WHAT YOU ARE ASKED TO DO:
Which lines hold the word "kutikula"? Copy each of them from the material.

DATASET ENTRIES:
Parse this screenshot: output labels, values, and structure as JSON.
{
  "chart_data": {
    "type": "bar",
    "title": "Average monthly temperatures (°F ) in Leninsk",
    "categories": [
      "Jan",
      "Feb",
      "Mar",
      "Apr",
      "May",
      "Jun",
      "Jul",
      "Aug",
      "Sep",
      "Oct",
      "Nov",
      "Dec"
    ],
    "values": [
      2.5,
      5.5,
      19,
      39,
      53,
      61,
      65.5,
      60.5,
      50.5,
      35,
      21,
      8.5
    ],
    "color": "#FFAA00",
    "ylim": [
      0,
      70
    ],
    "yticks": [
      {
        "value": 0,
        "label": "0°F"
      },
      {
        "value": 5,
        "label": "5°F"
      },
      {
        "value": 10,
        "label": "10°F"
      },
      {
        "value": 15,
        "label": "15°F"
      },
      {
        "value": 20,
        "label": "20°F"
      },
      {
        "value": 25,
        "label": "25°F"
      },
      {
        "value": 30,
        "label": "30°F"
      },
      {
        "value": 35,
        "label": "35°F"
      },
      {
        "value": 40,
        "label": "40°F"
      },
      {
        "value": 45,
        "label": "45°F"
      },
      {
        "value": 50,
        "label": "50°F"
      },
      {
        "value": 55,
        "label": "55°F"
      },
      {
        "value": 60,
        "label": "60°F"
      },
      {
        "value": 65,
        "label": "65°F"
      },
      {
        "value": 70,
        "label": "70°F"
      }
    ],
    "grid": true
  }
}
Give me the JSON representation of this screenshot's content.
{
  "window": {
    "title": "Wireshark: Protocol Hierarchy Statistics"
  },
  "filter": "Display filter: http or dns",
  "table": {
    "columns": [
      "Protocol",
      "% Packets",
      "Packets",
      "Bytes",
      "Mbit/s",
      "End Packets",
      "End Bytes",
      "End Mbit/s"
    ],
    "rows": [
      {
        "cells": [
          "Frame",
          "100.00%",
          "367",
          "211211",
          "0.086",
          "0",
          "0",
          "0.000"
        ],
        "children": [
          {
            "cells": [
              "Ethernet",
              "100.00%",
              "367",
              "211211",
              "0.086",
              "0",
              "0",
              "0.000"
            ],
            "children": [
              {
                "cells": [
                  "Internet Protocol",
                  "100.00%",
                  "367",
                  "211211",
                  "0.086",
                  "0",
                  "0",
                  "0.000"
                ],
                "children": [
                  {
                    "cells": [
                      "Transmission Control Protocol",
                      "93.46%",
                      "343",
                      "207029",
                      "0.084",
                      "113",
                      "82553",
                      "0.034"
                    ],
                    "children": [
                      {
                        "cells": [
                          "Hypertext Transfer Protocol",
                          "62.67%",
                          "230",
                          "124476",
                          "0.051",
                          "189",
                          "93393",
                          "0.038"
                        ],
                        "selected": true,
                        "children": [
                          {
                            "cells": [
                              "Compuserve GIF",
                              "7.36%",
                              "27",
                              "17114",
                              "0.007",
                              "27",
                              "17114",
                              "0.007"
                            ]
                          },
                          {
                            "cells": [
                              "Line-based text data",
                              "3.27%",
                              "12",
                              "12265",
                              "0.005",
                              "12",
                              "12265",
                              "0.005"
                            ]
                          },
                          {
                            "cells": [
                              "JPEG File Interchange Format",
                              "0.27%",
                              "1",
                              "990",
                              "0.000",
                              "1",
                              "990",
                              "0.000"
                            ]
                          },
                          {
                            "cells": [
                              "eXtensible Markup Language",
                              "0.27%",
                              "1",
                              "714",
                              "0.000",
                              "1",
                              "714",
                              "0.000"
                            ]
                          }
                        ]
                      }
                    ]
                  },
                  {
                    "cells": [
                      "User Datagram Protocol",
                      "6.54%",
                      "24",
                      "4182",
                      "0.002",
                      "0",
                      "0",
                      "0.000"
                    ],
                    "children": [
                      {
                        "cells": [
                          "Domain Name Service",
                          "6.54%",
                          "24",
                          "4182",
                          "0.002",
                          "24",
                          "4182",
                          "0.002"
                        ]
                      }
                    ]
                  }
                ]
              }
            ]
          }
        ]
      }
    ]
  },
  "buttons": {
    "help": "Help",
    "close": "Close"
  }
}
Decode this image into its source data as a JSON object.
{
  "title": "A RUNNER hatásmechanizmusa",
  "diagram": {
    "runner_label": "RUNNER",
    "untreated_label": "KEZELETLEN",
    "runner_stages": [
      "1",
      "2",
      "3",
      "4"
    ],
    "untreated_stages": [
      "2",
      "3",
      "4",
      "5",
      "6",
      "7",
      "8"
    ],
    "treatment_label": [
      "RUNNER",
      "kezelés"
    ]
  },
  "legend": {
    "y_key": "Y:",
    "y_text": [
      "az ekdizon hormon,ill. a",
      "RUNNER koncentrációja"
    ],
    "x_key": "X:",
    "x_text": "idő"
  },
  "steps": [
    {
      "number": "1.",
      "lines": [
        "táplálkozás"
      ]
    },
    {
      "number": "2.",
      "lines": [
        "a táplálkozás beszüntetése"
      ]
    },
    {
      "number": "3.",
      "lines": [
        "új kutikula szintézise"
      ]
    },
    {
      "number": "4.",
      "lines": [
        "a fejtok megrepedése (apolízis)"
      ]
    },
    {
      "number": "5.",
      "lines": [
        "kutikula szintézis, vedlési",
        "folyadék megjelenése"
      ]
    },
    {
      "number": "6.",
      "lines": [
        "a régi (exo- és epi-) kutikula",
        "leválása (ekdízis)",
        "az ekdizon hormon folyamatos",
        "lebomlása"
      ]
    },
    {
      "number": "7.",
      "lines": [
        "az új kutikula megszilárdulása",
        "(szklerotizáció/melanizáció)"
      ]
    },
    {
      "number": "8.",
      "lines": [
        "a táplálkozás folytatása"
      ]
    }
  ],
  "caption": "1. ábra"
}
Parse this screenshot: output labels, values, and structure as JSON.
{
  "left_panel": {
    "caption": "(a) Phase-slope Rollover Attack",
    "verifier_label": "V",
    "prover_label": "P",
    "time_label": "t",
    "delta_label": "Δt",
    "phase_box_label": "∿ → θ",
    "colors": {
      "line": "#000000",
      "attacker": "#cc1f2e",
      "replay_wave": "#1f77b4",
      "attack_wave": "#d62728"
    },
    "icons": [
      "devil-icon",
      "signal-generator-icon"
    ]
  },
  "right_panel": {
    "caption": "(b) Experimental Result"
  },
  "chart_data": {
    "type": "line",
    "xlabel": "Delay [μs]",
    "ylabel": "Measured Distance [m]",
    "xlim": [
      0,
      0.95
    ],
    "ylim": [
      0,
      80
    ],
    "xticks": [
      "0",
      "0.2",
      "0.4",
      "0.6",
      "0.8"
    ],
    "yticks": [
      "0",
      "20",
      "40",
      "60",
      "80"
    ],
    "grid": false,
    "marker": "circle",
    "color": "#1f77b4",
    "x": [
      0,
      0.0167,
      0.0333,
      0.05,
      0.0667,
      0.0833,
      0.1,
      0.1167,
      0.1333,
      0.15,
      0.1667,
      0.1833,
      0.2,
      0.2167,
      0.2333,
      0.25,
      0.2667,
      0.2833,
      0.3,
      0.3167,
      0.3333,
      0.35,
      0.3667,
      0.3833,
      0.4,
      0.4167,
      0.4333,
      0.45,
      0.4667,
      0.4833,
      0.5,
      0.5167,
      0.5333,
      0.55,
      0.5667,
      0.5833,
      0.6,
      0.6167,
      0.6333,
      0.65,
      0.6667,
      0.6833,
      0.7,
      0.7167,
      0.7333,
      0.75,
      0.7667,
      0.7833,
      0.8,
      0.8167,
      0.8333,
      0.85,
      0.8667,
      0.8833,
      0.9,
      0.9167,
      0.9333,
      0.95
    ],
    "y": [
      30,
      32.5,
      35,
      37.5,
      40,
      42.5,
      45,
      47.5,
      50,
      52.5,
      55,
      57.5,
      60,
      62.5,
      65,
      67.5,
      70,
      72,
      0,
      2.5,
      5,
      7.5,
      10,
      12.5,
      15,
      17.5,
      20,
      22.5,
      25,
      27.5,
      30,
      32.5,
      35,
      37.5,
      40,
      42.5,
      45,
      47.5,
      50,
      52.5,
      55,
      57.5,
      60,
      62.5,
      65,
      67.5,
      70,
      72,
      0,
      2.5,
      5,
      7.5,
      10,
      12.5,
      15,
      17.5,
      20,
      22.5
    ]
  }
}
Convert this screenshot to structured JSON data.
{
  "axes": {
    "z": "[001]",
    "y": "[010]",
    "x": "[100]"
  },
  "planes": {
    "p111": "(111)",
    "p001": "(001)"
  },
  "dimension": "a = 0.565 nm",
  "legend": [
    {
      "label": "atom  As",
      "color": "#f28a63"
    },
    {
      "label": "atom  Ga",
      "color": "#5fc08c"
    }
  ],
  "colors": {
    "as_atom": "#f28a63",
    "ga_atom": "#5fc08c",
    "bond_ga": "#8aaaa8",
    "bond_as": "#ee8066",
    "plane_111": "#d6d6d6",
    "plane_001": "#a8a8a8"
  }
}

SOLUTION TO THE PROBLEM:
        "új kutikula szintézise"
        "kutikula szintézis, vedlési",
        "a régi (exo- és epi-) kutikula",
        "az új kutikula megszilárdulása",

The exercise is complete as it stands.